Written exercise: Retype the records below exactly as they appear, but leave out any pictures.
◇ ◇ ◇ ◇ ◇
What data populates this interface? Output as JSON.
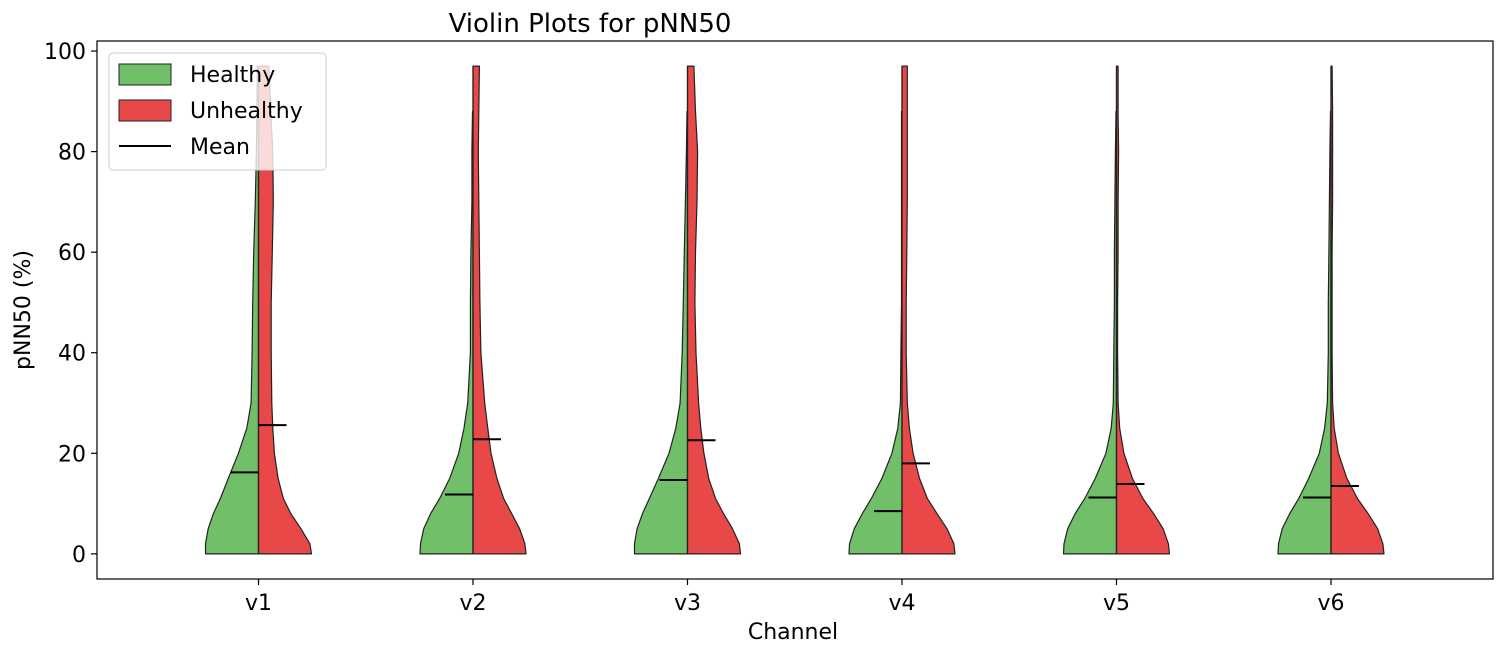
{
  "chart_data": {
    "type": "violin",
    "title": "Violin Plots for pNN50",
    "xlabel": "Channel",
    "ylabel": "pNN50 (%)",
    "categories": [
      "v1",
      "v2",
      "v3",
      "v4",
      "v5",
      "v6"
    ],
    "ylim": [
      -5,
      102
    ],
    "yticks": [
      0,
      20,
      40,
      60,
      80,
      100
    ],
    "grid": false,
    "legend": {
      "position": "upper-left",
      "entries": [
        {
          "label": "Healthy",
          "kind": "patch",
          "color": "#72bf6a"
        },
        {
          "label": "Unhealthy",
          "kind": "patch",
          "color": "#e84848"
        },
        {
          "label": "Mean",
          "kind": "line",
          "color": "#000000"
        }
      ]
    },
    "colors": {
      "healthy": "#72bf6a",
      "unhealthy": "#e84848",
      "edge": "#222222",
      "mean": "#000000"
    },
    "series": [
      {
        "name": "Healthy",
        "side": "left",
        "means": [
          16.2,
          11.8,
          14.7,
          8.5,
          11.2,
          11.2
        ],
        "max": [
          97,
          88,
          88,
          88,
          88,
          88
        ],
        "density_y": [
          0,
          2,
          5,
          8,
          11,
          15,
          20,
          25,
          30,
          40,
          50,
          60,
          70,
          80,
          88,
          97
        ],
        "density_width": [
          [
            1.0,
            1.0,
            0.95,
            0.85,
            0.72,
            0.57,
            0.38,
            0.22,
            0.14,
            0.12,
            0.11,
            0.09,
            0.06,
            0.04,
            0.03,
            0.02
          ],
          [
            1.0,
            0.99,
            0.93,
            0.8,
            0.63,
            0.44,
            0.27,
            0.17,
            0.1,
            0.05,
            0.05,
            0.04,
            0.02,
            0.02,
            0.01,
            0
          ],
          [
            1.0,
            1.0,
            0.95,
            0.85,
            0.72,
            0.55,
            0.35,
            0.22,
            0.14,
            0.1,
            0.08,
            0.06,
            0.04,
            0.02,
            0.01,
            0
          ],
          [
            1.0,
            0.99,
            0.9,
            0.75,
            0.58,
            0.38,
            0.19,
            0.08,
            0.03,
            0.02,
            0.01,
            0.01,
            0.01,
            0.01,
            0.01,
            0
          ],
          [
            1.0,
            0.99,
            0.92,
            0.78,
            0.6,
            0.4,
            0.2,
            0.1,
            0.06,
            0.05,
            0.04,
            0.04,
            0.03,
            0.02,
            0.01,
            0
          ],
          [
            1.0,
            0.99,
            0.92,
            0.78,
            0.61,
            0.42,
            0.22,
            0.12,
            0.07,
            0.05,
            0.05,
            0.04,
            0.03,
            0.02,
            0.01,
            0
          ]
        ]
      },
      {
        "name": "Unhealthy",
        "side": "right",
        "means": [
          25.6,
          22.8,
          22.6,
          18.0,
          13.9,
          13.5
        ],
        "max": [
          97,
          97,
          97,
          97,
          97,
          97
        ],
        "density_y": [
          0,
          2,
          5,
          8,
          11,
          15,
          20,
          25,
          30,
          40,
          50,
          60,
          70,
          80,
          88,
          97
        ],
        "density_width": [
          [
            1.0,
            0.97,
            0.8,
            0.61,
            0.47,
            0.37,
            0.3,
            0.27,
            0.25,
            0.24,
            0.24,
            0.26,
            0.28,
            0.27,
            0.23,
            0.2
          ],
          [
            1.0,
            0.98,
            0.88,
            0.73,
            0.58,
            0.45,
            0.34,
            0.28,
            0.22,
            0.15,
            0.13,
            0.12,
            0.11,
            0.1,
            0.11,
            0.12
          ],
          [
            1.0,
            0.98,
            0.85,
            0.68,
            0.53,
            0.4,
            0.31,
            0.25,
            0.21,
            0.16,
            0.14,
            0.15,
            0.18,
            0.19,
            0.15,
            0.12
          ],
          [
            1.0,
            0.98,
            0.85,
            0.66,
            0.48,
            0.33,
            0.21,
            0.14,
            0.1,
            0.08,
            0.08,
            0.09,
            0.1,
            0.1,
            0.1,
            0.1
          ],
          [
            1.0,
            0.98,
            0.88,
            0.7,
            0.5,
            0.3,
            0.14,
            0.06,
            0.03,
            0.02,
            0.02,
            0.03,
            0.03,
            0.04,
            0.03,
            0.03
          ],
          [
            1.0,
            0.98,
            0.88,
            0.7,
            0.5,
            0.3,
            0.14,
            0.06,
            0.03,
            0.02,
            0.02,
            0.02,
            0.03,
            0.03,
            0.03,
            0.02
          ]
        ]
      }
    ]
  }
}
◇ ◇ ◇ ◇ ◇
Final result:
What data populates this interface? Output as JSON.
{
  "chart_data": {
    "type": "violin",
    "title": "Violin Plots for pNN50",
    "xlabel": "Channel",
    "ylabel": "pNN50 (%)",
    "categories": [
      "v1",
      "v2",
      "v3",
      "v4",
      "v5",
      "v6"
    ],
    "ylim": [
      -5,
      102
    ],
    "yticks": [
      0,
      20,
      40,
      60,
      80,
      100
    ],
    "grid": false,
    "legend": {
      "position": "upper-left",
      "entries": [
        {
          "label": "Healthy",
          "kind": "patch",
          "color": "#72bf6a"
        },
        {
          "label": "Unhealthy",
          "kind": "patch",
          "color": "#e84848"
        },
        {
          "label": "Mean",
          "kind": "line",
          "color": "#000000"
        }
      ]
    },
    "colors": {
      "healthy": "#72bf6a",
      "unhealthy": "#e84848",
      "edge": "#222222",
      "mean": "#000000"
    },
    "series": [
      {
        "name": "Healthy",
        "side": "left",
        "means": [
          16.2,
          11.8,
          14.7,
          8.5,
          11.2,
          11.2
        ],
        "max": [
          97,
          88,
          88,
          88,
          88,
          88
        ],
        "density_y": [
          0,
          2,
          5,
          8,
          11,
          15,
          20,
          25,
          30,
          40,
          50,
          60,
          70,
          80,
          88,
          97
        ],
        "density_width": [
          [
            1.0,
            1.0,
            0.95,
            0.85,
            0.72,
            0.57,
            0.38,
            0.22,
            0.14,
            0.12,
            0.11,
            0.09,
            0.06,
            0.04,
            0.03,
            0.02
          ],
          [
            1.0,
            0.99,
            0.93,
            0.8,
            0.63,
            0.44,
            0.27,
            0.17,
            0.1,
            0.05,
            0.05,
            0.04,
            0.02,
            0.02,
            0.01,
            0
          ],
          [
            1.0,
            1.0,
            0.95,
            0.85,
            0.72,
            0.55,
            0.35,
            0.22,
            0.14,
            0.1,
            0.08,
            0.06,
            0.04,
            0.02,
            0.01,
            0
          ],
          [
            1.0,
            0.99,
            0.9,
            0.75,
            0.58,
            0.38,
            0.19,
            0.08,
            0.03,
            0.02,
            0.01,
            0.01,
            0.01,
            0.01,
            0.01,
            0
          ],
          [
            1.0,
            0.99,
            0.92,
            0.78,
            0.6,
            0.4,
            0.2,
            0.1,
            0.06,
            0.05,
            0.04,
            0.04,
            0.03,
            0.02,
            0.01,
            0
          ],
          [
            1.0,
            0.99,
            0.92,
            0.78,
            0.61,
            0.42,
            0.22,
            0.12,
            0.07,
            0.05,
            0.05,
            0.04,
            0.03,
            0.02,
            0.01,
            0
          ]
        ]
      },
      {
        "name": "Unhealthy",
        "side": "right",
        "means": [
          25.6,
          22.8,
          22.6,
          18.0,
          13.9,
          13.5
        ],
        "max": [
          97,
          97,
          97,
          97,
          97,
          97
        ],
        "density_y": [
          0,
          2,
          5,
          8,
          11,
          15,
          20,
          25,
          30,
          40,
          50,
          60,
          70,
          80,
          88,
          97
        ],
        "density_width": [
          [
            1.0,
            0.97,
            0.8,
            0.61,
            0.47,
            0.37,
            0.3,
            0.27,
            0.25,
            0.24,
            0.24,
            0.26,
            0.28,
            0.27,
            0.23,
            0.2
          ],
          [
            1.0,
            0.98,
            0.88,
            0.73,
            0.58,
            0.45,
            0.34,
            0.28,
            0.22,
            0.15,
            0.13,
            0.12,
            0.11,
            0.1,
            0.11,
            0.12
          ],
          [
            1.0,
            0.98,
            0.85,
            0.68,
            0.53,
            0.4,
            0.31,
            0.25,
            0.21,
            0.16,
            0.14,
            0.15,
            0.18,
            0.19,
            0.15,
            0.12
          ],
          [
            1.0,
            0.98,
            0.85,
            0.66,
            0.48,
            0.33,
            0.21,
            0.14,
            0.1,
            0.08,
            0.08,
            0.09,
            0.1,
            0.1,
            0.1,
            0.1
          ],
          [
            1.0,
            0.98,
            0.88,
            0.7,
            0.5,
            0.3,
            0.14,
            0.06,
            0.03,
            0.02,
            0.02,
            0.03,
            0.03,
            0.04,
            0.03,
            0.03
          ],
          [
            1.0,
            0.98,
            0.88,
            0.7,
            0.5,
            0.3,
            0.14,
            0.06,
            0.03,
            0.02,
            0.02,
            0.02,
            0.03,
            0.03,
            0.03,
            0.02
          ]
        ]
      }
    ]
  }
}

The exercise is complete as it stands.